:: What is being asked ::
Repeat the listing in full, preserving every character.

:: Material supplied ::
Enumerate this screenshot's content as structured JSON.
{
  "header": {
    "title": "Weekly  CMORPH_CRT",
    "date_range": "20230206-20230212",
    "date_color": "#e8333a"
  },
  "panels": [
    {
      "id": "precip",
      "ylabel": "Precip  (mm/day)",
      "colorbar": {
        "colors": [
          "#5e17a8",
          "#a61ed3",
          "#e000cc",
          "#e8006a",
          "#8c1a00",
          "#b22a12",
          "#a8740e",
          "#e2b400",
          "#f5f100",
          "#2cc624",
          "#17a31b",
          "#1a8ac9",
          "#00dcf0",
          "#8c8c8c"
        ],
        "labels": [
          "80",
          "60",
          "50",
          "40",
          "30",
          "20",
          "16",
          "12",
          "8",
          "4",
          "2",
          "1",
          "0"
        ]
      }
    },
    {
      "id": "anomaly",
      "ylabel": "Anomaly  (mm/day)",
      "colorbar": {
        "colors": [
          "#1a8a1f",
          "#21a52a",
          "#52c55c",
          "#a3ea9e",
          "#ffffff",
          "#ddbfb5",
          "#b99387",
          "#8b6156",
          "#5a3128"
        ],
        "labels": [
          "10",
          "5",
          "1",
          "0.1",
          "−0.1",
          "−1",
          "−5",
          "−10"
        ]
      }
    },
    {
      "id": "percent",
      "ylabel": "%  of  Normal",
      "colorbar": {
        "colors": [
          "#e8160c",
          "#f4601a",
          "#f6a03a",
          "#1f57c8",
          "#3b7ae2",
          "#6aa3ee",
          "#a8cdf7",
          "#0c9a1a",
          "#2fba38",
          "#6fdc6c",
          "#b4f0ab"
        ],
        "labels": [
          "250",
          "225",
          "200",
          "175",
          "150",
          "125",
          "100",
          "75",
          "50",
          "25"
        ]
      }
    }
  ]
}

:: Completed task ::
Enumerate this screenshot's content as structured JSON.
{
  "header": {
    "title": "Weekly  CMORPH_CRT",
    "date_range": "20230206-20230212",
    "date_color": "#e8333a"
  },
  "panels": [
    {
      "id": "precip",
      "ylabel": "Precip  (mm/day)",
      "colorbar": {
        "colors": [
          "#5e17a8",
          "#a61ed3",
          "#e000cc",
          "#e8006a",
          "#8c1a00",
          "#b22a12",
          "#a8740e",
          "#e2b400",
          "#f5f100",
          "#2cc624",
          "#17a31b",
          "#1a8ac9",
          "#00dcf0",
          "#8c8c8c"
        ],
        "labels": [
          "80",
          "60",
          "50",
          "40",
          "30",
          "20",
          "16",
          "12",
          "8",
          "4",
          "2",
          "1",
          "0"
        ]
      }
    },
    {
      "id": "anomaly",
      "ylabel": "Anomaly  (mm/day)",
      "colorbar": {
        "colors": [
          "#1a8a1f",
          "#21a52a",
          "#52c55c",
          "#a3ea9e",
          "#ffffff",
          "#ddbfb5",
          "#b99387",
          "#8b6156",
          "#5a3128"
        ],
        "labels": [
          "10",
          "5",
          "1",
          "0.1",
          "−0.1",
          "−1",
          "−5",
          "−10"
        ]
      }
    },
    {
      "id": "percent",
      "ylabel": "%  of  Normal",
      "colorbar": {
        "colors": [
          "#e8160c",
          "#f4601a",
          "#f6a03a",
          "#1f57c8",
          "#3b7ae2",
          "#6aa3ee",
          "#a8cdf7",
          "#0c9a1a",
          "#2fba38",
          "#6fdc6c",
          "#b4f0ab"
        ],
        "labels": [
          "250",
          "225",
          "200",
          "175",
          "150",
          "125",
          "100",
          "75",
          "50",
          "25"
        ]
      }
    }
  ]
}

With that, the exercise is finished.